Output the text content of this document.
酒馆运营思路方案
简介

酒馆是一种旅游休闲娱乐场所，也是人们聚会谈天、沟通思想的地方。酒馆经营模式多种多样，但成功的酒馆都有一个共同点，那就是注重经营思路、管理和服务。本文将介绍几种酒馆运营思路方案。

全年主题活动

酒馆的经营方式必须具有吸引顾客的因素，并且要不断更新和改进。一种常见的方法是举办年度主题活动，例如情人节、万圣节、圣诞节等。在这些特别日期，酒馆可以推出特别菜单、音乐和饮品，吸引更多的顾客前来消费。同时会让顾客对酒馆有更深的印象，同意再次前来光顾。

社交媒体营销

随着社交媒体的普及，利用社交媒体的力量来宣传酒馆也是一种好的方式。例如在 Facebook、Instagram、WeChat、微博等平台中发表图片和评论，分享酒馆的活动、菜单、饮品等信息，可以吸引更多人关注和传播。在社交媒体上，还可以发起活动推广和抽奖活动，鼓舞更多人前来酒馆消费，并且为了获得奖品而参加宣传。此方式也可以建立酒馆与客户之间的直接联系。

* * *

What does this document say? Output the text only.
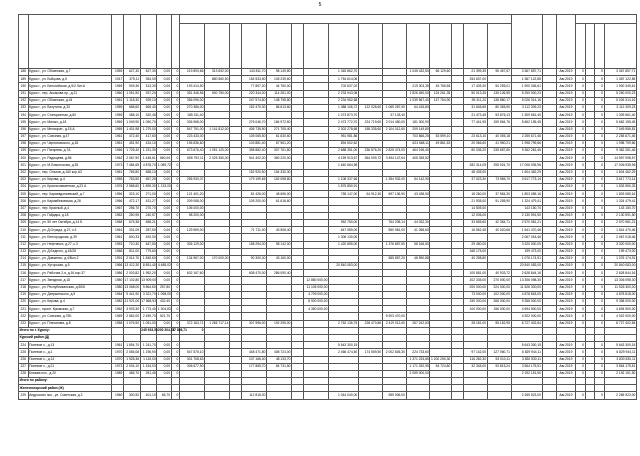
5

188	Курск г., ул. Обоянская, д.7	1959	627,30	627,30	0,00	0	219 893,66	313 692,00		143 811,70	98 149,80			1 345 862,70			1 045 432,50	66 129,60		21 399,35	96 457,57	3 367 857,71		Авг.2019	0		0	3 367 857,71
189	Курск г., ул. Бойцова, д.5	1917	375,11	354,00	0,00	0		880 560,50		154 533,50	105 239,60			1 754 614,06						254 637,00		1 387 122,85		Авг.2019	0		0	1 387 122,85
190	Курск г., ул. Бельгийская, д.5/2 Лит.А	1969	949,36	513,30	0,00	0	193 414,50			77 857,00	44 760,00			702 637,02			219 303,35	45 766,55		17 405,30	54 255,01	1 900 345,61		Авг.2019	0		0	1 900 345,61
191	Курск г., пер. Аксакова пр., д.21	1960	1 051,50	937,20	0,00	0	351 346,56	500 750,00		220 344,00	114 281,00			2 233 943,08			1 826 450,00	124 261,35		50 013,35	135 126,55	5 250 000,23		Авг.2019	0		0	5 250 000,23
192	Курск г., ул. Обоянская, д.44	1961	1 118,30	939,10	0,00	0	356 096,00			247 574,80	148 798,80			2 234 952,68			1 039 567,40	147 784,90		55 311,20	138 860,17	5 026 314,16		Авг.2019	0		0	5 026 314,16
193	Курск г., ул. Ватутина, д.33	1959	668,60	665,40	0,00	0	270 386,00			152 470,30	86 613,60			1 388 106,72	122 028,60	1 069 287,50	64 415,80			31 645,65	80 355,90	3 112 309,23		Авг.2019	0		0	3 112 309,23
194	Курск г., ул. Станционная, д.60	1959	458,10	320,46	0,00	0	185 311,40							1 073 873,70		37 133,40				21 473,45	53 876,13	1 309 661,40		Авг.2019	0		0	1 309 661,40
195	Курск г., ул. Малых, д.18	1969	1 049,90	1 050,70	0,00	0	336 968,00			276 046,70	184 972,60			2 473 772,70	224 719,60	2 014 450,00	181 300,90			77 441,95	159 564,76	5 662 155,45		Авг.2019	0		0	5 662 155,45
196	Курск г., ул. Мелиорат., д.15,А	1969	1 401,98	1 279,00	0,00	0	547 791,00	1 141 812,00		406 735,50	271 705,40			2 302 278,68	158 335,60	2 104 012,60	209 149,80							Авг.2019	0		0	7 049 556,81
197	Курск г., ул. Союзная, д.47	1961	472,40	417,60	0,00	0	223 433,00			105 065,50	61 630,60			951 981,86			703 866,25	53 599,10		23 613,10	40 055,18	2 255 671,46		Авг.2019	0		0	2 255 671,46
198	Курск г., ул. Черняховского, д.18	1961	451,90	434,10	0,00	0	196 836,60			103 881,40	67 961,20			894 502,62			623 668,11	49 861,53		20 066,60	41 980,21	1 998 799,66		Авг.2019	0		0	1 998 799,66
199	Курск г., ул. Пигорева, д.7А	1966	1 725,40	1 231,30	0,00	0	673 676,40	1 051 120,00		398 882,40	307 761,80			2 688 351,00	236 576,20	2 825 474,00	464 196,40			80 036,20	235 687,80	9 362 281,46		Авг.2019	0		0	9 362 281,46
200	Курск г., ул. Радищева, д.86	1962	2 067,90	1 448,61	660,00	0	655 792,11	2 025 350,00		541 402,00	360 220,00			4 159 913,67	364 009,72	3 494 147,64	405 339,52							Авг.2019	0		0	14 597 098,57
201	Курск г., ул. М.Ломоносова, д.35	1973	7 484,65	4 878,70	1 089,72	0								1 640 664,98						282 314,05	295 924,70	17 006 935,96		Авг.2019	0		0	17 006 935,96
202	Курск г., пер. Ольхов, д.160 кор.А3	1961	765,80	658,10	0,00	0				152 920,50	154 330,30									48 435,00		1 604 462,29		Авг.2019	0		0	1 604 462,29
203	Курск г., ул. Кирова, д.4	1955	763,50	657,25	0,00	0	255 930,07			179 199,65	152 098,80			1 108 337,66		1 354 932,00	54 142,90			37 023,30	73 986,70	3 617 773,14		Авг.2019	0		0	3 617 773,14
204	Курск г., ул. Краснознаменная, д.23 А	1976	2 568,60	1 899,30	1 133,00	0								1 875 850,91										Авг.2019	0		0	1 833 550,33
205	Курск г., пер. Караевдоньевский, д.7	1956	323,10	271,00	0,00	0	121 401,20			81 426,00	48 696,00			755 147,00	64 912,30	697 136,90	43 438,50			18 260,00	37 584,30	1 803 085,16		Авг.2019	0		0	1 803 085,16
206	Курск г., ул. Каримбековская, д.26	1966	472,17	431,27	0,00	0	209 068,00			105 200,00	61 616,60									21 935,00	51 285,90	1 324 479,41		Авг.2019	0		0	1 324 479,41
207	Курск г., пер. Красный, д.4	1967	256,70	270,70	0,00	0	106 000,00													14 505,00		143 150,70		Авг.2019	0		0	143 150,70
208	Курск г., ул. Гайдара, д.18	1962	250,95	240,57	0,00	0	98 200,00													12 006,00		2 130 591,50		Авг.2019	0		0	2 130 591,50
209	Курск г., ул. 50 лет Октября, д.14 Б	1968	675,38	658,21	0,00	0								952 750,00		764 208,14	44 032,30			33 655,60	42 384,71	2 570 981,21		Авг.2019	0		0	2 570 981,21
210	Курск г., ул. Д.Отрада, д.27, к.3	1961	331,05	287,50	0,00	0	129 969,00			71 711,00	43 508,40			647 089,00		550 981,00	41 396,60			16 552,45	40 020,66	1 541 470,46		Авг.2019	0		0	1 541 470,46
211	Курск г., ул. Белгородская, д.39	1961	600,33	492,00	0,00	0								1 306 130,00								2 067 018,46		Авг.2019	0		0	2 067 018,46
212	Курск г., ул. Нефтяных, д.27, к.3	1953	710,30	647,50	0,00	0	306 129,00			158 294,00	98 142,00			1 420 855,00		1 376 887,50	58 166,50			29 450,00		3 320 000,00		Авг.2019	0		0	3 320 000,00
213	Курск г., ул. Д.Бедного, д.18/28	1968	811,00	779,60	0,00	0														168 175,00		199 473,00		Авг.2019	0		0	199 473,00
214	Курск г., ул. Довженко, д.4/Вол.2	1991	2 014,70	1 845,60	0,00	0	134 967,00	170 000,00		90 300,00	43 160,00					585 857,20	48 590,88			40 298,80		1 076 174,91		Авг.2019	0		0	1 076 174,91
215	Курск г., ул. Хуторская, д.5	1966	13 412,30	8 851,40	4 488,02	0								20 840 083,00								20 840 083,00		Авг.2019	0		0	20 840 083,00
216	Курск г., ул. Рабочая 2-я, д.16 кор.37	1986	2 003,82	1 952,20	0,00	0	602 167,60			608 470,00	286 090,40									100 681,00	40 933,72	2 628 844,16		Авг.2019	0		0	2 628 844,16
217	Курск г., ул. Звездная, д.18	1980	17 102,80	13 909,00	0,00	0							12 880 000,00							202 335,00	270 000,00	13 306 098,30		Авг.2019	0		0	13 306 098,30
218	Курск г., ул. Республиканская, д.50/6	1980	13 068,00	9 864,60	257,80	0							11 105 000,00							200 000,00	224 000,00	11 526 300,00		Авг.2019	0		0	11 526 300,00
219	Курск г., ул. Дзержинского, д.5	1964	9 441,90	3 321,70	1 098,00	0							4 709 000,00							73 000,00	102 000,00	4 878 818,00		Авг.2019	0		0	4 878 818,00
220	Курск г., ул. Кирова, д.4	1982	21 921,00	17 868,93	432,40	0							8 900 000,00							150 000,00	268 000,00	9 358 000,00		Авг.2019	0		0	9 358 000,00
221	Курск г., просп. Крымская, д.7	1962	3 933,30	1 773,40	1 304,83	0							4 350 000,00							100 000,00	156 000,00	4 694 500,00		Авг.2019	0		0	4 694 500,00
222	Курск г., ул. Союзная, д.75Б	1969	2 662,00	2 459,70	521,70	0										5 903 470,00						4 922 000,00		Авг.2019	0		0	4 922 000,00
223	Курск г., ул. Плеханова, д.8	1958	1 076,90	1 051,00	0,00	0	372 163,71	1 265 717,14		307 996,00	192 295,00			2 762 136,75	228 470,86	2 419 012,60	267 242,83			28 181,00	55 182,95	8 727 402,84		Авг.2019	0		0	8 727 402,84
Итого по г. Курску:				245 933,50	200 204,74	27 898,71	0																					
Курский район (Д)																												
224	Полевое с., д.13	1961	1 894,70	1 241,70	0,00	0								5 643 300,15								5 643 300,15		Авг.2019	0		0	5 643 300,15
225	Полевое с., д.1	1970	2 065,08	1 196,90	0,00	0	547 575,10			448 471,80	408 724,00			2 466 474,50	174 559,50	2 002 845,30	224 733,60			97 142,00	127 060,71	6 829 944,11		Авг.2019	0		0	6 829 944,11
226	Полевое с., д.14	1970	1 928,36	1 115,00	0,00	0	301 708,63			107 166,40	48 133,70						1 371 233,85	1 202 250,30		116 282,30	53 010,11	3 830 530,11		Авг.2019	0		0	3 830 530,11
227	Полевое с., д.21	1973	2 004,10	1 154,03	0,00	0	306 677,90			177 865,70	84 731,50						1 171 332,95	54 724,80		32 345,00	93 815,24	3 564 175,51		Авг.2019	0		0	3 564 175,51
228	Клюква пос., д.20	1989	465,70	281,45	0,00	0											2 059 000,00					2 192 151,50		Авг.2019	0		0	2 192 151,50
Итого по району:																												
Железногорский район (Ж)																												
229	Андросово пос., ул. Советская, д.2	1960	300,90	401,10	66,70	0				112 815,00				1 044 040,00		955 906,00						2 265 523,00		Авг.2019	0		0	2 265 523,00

...

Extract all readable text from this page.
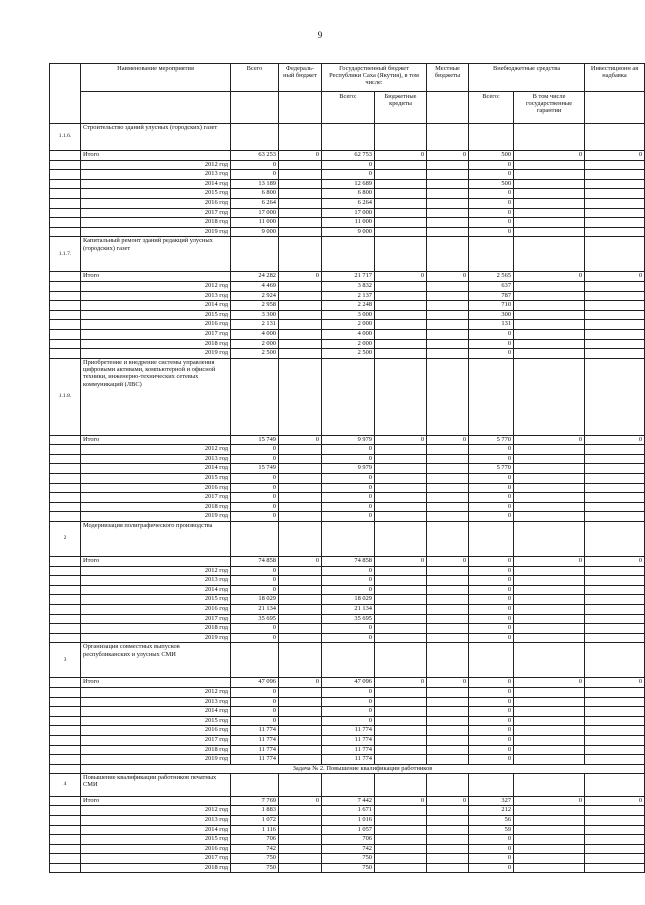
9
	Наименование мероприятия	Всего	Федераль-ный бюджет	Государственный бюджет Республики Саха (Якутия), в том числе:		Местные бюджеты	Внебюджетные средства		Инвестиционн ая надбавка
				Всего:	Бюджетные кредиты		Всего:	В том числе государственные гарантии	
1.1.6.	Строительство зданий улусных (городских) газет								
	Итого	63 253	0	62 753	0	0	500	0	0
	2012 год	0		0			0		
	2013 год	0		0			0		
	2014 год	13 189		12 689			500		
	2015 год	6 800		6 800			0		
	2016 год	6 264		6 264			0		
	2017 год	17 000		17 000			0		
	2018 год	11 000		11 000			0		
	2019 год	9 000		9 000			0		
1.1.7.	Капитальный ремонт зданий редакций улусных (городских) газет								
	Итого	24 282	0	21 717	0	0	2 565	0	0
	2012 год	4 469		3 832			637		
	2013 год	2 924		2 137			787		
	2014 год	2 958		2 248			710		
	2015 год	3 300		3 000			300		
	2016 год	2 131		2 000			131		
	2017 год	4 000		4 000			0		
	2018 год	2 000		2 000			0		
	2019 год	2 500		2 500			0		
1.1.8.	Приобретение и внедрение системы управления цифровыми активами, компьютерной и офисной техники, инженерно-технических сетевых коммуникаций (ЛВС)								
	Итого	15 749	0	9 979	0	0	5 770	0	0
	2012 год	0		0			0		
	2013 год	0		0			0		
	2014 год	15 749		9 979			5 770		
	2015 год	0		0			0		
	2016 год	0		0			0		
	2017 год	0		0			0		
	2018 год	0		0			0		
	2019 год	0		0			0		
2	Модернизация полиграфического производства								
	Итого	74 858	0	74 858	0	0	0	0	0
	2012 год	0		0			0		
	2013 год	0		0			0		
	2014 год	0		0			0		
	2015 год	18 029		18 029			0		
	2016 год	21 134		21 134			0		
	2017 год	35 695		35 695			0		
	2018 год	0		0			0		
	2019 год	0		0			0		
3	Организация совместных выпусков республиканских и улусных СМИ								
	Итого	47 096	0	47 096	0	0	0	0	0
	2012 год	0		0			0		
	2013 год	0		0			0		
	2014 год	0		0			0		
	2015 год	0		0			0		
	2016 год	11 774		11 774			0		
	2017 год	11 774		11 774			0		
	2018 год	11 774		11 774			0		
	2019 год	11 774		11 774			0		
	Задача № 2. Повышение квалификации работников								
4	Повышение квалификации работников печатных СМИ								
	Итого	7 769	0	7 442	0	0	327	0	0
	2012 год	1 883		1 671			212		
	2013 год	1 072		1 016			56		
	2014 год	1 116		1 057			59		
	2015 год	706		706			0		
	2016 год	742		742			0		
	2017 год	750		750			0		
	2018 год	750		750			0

- Description of the task:
Count each line of the entries that holds the word "Повышение", then state the total and nothing more.

- The reply:
2